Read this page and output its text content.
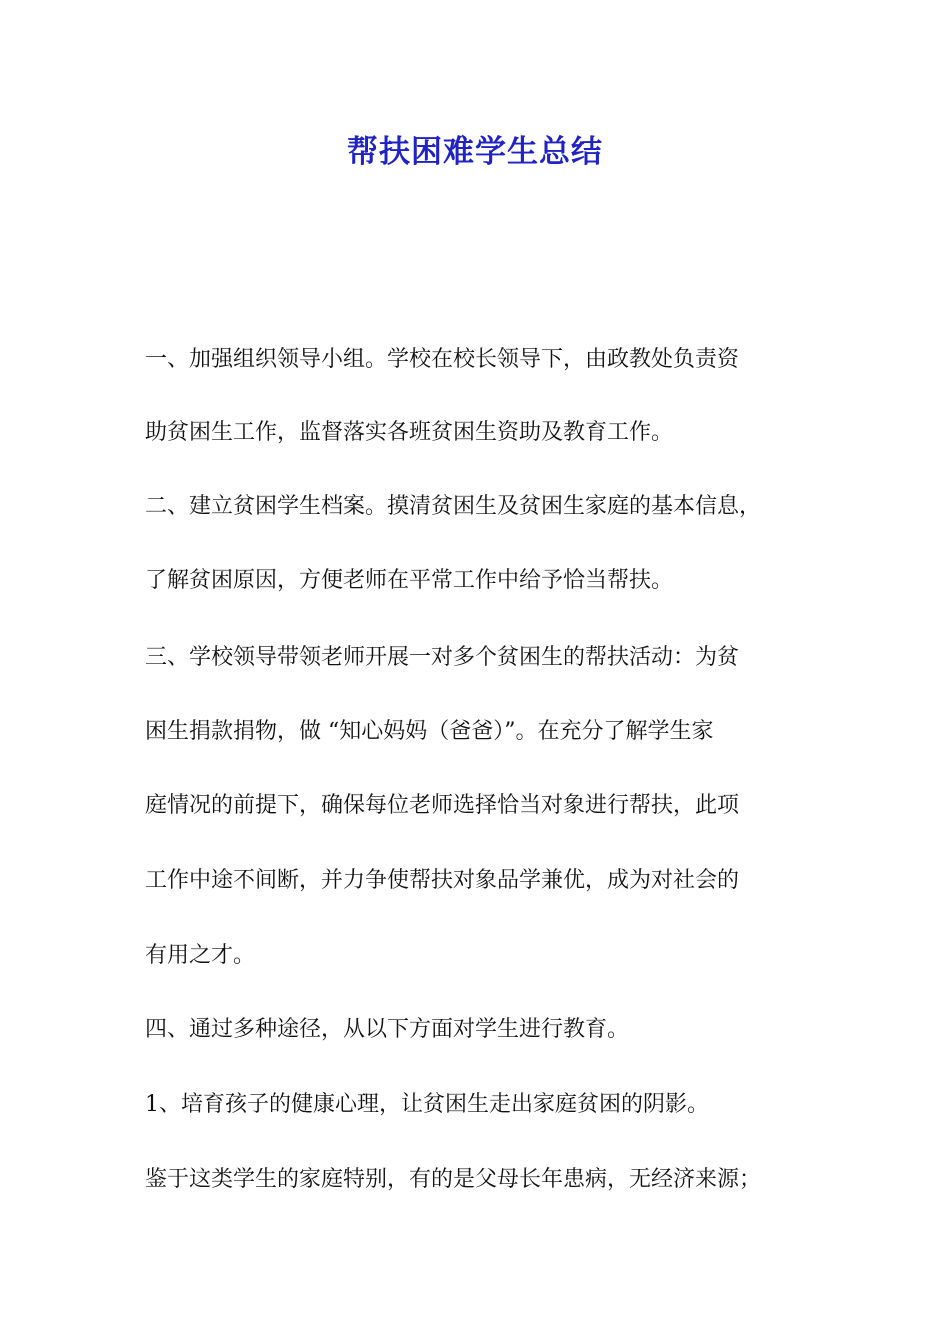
帮扶困难学生总结

一、加强组织领导小组。学校在校长领导下，由政教处负责资

助贫困生工作，监督落实各班贫困生资助及教育工作。

二、建立贫困学生档案。摸清贫困生及贫困生家庭的基本信息，

了解贫困原因，方便老师在平常工作中给予恰当帮扶。

三、学校领导带领老师开展一对多个贫困生的帮扶活动：为贫

困生捐款捐物，做 “知心妈妈（爸爸）”。在充分了解学生家

庭情况的前提下，确保每位老师选择恰当对象进行帮扶，此项

工作中途不间断，并力争使帮扶对象品学兼优，成为对社会的

有用之才。

四、通过多种途径，从以下方面对学生进行教育。

1、培育孩子的健康心理，让贫困生走出家庭贫困的阴影。

鉴于这类学生的家庭特别，有的是父母长年患病，无经济来源；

* Your goal *
Pictures are not part of the copy; reproduce everything else in the records exactly.

* Solved exercise *
Read this page and output its text content.
帮扶困难学生总结

一、加强组织领导小组。学校在校长领导下，由政教处负责资

助贫困生工作，监督落实各班贫困生资助及教育工作。

二、建立贫困学生档案。摸清贫困生及贫困生家庭的基本信息，

了解贫困原因，方便老师在平常工作中给予恰当帮扶。

三、学校领导带领老师开展一对多个贫困生的帮扶活动：为贫

困生捐款捐物，做 “知心妈妈（爸爸）”。在充分了解学生家

庭情况的前提下，确保每位老师选择恰当对象进行帮扶，此项

工作中途不间断，并力争使帮扶对象品学兼优，成为对社会的

有用之才。

四、通过多种途径，从以下方面对学生进行教育。

1、培育孩子的健康心理，让贫困生走出家庭贫困的阴影。

鉴于这类学生的家庭特别，有的是父母长年患病，无经济来源；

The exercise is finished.